### TASK INSTRUCTIONS:
Write every line of the material out exactly as shown.
==== INPUT DATA
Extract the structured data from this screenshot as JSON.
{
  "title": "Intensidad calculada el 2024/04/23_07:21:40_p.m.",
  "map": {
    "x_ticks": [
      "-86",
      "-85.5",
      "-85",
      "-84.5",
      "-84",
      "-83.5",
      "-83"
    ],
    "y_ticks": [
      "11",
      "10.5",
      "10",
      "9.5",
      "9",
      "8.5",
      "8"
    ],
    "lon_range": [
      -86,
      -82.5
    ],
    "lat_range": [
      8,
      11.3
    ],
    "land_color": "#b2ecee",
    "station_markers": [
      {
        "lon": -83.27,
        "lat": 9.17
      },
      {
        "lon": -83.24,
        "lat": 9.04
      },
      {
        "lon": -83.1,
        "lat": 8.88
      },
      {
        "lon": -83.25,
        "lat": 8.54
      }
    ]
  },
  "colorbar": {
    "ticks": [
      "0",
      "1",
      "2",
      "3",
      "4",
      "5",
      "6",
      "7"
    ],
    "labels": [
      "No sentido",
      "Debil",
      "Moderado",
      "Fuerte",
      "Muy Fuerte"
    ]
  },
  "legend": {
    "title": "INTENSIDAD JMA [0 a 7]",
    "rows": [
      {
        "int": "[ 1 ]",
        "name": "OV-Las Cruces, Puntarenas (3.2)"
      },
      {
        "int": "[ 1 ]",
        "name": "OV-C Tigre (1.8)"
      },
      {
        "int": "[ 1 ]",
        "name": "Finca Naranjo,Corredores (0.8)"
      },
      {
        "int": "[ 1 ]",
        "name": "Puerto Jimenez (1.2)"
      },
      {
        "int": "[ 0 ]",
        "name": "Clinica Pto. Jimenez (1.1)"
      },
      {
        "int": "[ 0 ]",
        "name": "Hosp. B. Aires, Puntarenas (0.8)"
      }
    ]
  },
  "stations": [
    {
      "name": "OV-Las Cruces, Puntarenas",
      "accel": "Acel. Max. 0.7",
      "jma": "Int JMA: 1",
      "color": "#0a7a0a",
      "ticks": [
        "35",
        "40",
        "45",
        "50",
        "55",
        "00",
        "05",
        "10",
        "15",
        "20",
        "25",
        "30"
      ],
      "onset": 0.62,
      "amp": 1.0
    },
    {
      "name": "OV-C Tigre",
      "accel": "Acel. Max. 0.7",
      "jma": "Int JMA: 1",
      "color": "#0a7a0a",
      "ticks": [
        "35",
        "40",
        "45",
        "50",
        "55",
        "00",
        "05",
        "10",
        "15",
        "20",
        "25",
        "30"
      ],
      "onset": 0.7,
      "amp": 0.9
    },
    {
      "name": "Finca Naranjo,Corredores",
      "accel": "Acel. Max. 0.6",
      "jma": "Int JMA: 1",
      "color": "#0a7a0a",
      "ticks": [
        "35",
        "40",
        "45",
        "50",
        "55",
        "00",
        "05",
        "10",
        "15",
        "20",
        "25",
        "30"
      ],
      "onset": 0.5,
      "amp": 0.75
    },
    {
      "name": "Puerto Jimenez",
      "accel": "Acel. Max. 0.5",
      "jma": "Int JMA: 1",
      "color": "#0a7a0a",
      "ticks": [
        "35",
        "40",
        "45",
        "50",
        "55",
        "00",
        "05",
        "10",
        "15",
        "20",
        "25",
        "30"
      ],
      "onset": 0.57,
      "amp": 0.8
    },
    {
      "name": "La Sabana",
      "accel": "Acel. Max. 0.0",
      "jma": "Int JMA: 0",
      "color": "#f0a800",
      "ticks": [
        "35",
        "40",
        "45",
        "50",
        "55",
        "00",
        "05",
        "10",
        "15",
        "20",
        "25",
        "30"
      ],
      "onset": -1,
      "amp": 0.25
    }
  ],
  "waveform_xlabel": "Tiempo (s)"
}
========
### THE COMPLETED TASK:
Extract the structured data from this screenshot as JSON.
{
  "title": "Intensidad calculada el 2024/04/23_07:21:40_p.m.",
  "map": {
    "x_ticks": [
      "-86",
      "-85.5",
      "-85",
      "-84.5",
      "-84",
      "-83.5",
      "-83"
    ],
    "y_ticks": [
      "11",
      "10.5",
      "10",
      "9.5",
      "9",
      "8.5",
      "8"
    ],
    "lon_range": [
      -86,
      -82.5
    ],
    "lat_range": [
      8,
      11.3
    ],
    "land_color": "#b2ecee",
    "station_markers": [
      {
        "lon": -83.27,
        "lat": 9.17
      },
      {
        "lon": -83.24,
        "lat": 9.04
      },
      {
        "lon": -83.1,
        "lat": 8.88
      },
      {
        "lon": -83.25,
        "lat": 8.54
      }
    ]
  },
  "colorbar": {
    "ticks": [
      "0",
      "1",
      "2",
      "3",
      "4",
      "5",
      "6",
      "7"
    ],
    "labels": [
      "No sentido",
      "Debil",
      "Moderado",
      "Fuerte",
      "Muy Fuerte"
    ]
  },
  "legend": {
    "title": "INTENSIDAD JMA [0 a 7]",
    "rows": [
      {
        "int": "[ 1 ]",
        "name": "OV-Las Cruces, Puntarenas (3.2)"
      },
      {
        "int": "[ 1 ]",
        "name": "OV-C Tigre (1.8)"
      },
      {
        "int": "[ 1 ]",
        "name": "Finca Naranjo,Corredores (0.8)"
      },
      {
        "int": "[ 1 ]",
        "name": "Puerto Jimenez (1.2)"
      },
      {
        "int": "[ 0 ]",
        "name": "Clinica Pto. Jimenez (1.1)"
      },
      {
        "int": "[ 0 ]",
        "name": "Hosp. B. Aires, Puntarenas (0.8)"
      }
    ]
  },
  "stations": [
    {
      "name": "OV-Las Cruces, Puntarenas",
      "accel": "Acel. Max. 0.7",
      "jma": "Int JMA: 1",
      "color": "#0a7a0a",
      "ticks": [
        "35",
        "40",
        "45",
        "50",
        "55",
        "00",
        "05",
        "10",
        "15",
        "20",
        "25",
        "30"
      ],
      "onset": 0.62,
      "amp": 1.0
    },
    {
      "name": "OV-C Tigre",
      "accel": "Acel. Max. 0.7",
      "jma": "Int JMA: 1",
      "color": "#0a7a0a",
      "ticks": [
        "35",
        "40",
        "45",
        "50",
        "55",
        "00",
        "05",
        "10",
        "15",
        "20",
        "25",
        "30"
      ],
      "onset": 0.7,
      "amp": 0.9
    },
    {
      "name": "Finca Naranjo,Corredores",
      "accel": "Acel. Max. 0.6",
      "jma": "Int JMA: 1",
      "color": "#0a7a0a",
      "ticks": [
        "35",
        "40",
        "45",
        "50",
        "55",
        "00",
        "05",
        "10",
        "15",
        "20",
        "25",
        "30"
      ],
      "onset": 0.5,
      "amp": 0.75
    },
    {
      "name": "Puerto Jimenez",
      "accel": "Acel. Max. 0.5",
      "jma": "Int JMA: 1",
      "color": "#0a7a0a",
      "ticks": [
        "35",
        "40",
        "45",
        "50",
        "55",
        "00",
        "05",
        "10",
        "15",
        "20",
        "25",
        "30"
      ],
      "onset": 0.57,
      "amp": 0.8
    },
    {
      "name": "La Sabana",
      "accel": "Acel. Max. 0.0",
      "jma": "Int JMA: 0",
      "color": "#f0a800",
      "ticks": [
        "35",
        "40",
        "45",
        "50",
        "55",
        "00",
        "05",
        "10",
        "15",
        "20",
        "25",
        "30"
      ],
      "onset": -1,
      "amp": 0.25
    }
  ],
  "waveform_xlabel": "Tiempo (s)"
}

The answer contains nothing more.